* [Work to do] Find the string "this" in the listing and report every line that has it.
START Exercise data
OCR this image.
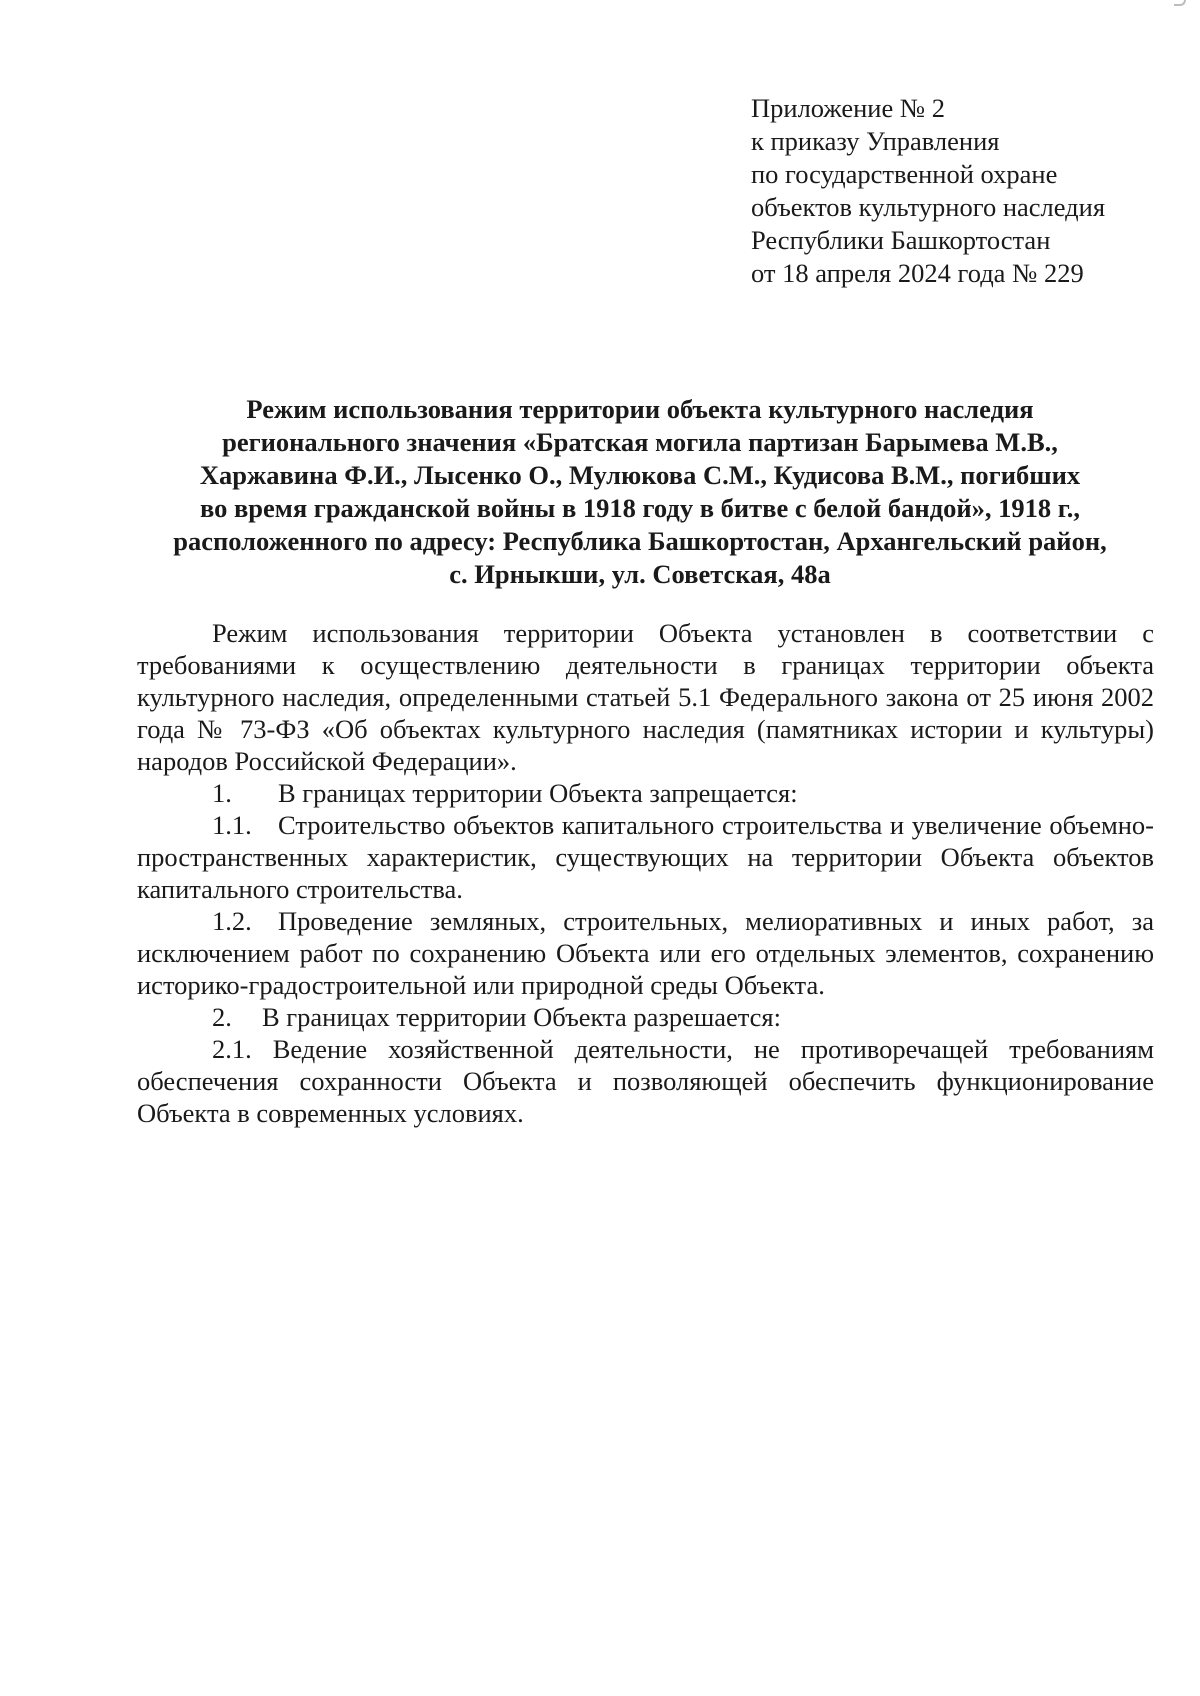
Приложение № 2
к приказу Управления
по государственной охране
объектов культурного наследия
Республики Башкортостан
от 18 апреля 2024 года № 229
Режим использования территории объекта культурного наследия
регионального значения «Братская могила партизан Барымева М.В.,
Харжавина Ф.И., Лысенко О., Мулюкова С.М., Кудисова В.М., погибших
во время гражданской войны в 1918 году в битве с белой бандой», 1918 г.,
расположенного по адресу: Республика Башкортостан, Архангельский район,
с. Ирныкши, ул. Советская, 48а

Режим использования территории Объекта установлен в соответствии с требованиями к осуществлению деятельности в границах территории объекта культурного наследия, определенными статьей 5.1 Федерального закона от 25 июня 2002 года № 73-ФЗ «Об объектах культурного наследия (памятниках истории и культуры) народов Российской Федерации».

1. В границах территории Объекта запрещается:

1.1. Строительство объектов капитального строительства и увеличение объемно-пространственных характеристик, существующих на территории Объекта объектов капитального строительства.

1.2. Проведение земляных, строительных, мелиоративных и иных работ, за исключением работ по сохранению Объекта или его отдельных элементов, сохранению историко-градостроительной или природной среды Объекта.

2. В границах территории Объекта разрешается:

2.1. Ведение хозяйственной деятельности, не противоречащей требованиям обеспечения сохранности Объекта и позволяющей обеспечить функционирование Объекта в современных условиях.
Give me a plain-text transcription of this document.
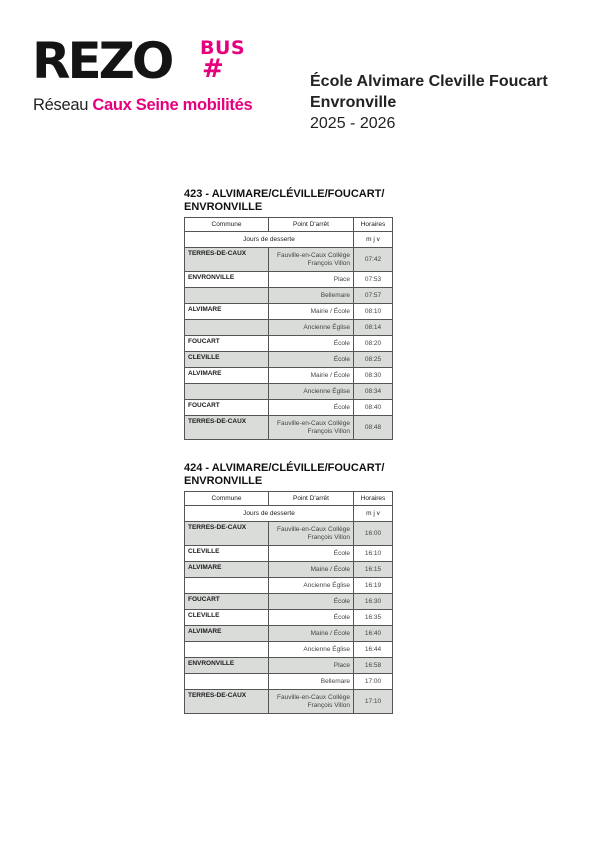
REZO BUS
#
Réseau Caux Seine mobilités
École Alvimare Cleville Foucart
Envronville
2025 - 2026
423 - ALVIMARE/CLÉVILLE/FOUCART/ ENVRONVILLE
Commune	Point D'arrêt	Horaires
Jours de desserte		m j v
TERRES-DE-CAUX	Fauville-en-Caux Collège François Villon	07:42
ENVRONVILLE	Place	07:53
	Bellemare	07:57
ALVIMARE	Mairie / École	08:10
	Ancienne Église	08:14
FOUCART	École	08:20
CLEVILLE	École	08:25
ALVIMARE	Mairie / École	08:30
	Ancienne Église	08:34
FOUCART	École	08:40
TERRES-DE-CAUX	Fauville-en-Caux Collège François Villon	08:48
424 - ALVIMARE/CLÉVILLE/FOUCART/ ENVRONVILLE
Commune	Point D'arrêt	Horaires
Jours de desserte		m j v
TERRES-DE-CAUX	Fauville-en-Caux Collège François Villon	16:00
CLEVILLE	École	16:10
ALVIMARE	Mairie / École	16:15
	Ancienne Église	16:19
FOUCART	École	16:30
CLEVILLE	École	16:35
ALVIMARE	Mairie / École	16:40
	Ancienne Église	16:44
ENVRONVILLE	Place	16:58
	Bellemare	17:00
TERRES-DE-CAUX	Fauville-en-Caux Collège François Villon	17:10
END Exercise data
START Exercise data
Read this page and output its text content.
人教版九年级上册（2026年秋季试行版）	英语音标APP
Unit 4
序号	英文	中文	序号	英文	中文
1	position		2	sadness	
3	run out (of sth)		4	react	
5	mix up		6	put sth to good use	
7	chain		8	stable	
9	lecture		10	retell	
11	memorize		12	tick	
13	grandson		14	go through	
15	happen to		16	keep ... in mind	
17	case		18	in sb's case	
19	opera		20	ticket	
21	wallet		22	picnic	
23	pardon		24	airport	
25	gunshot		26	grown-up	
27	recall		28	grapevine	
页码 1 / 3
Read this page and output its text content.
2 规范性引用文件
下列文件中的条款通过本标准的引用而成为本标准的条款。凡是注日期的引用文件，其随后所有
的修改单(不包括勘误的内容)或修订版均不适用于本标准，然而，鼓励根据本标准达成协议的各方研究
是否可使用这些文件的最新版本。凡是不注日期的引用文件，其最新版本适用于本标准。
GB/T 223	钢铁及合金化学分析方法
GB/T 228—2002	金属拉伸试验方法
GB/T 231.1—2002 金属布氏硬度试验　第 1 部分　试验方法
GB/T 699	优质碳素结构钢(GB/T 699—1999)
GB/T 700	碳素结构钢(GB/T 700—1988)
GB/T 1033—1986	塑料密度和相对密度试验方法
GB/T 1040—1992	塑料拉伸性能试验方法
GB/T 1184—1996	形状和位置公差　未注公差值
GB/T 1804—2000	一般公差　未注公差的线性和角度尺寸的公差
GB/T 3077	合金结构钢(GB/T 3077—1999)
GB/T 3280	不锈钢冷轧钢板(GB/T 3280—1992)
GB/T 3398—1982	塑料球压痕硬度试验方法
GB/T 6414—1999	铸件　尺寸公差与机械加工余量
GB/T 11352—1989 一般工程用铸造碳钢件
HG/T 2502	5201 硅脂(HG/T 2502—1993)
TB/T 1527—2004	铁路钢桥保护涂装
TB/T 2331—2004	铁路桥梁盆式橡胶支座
END Exercise data
* [Task solution]
OCR this image.
Give me a plain-text transcription of this document.
Read this page and output its text content.
Read this page and output its text content.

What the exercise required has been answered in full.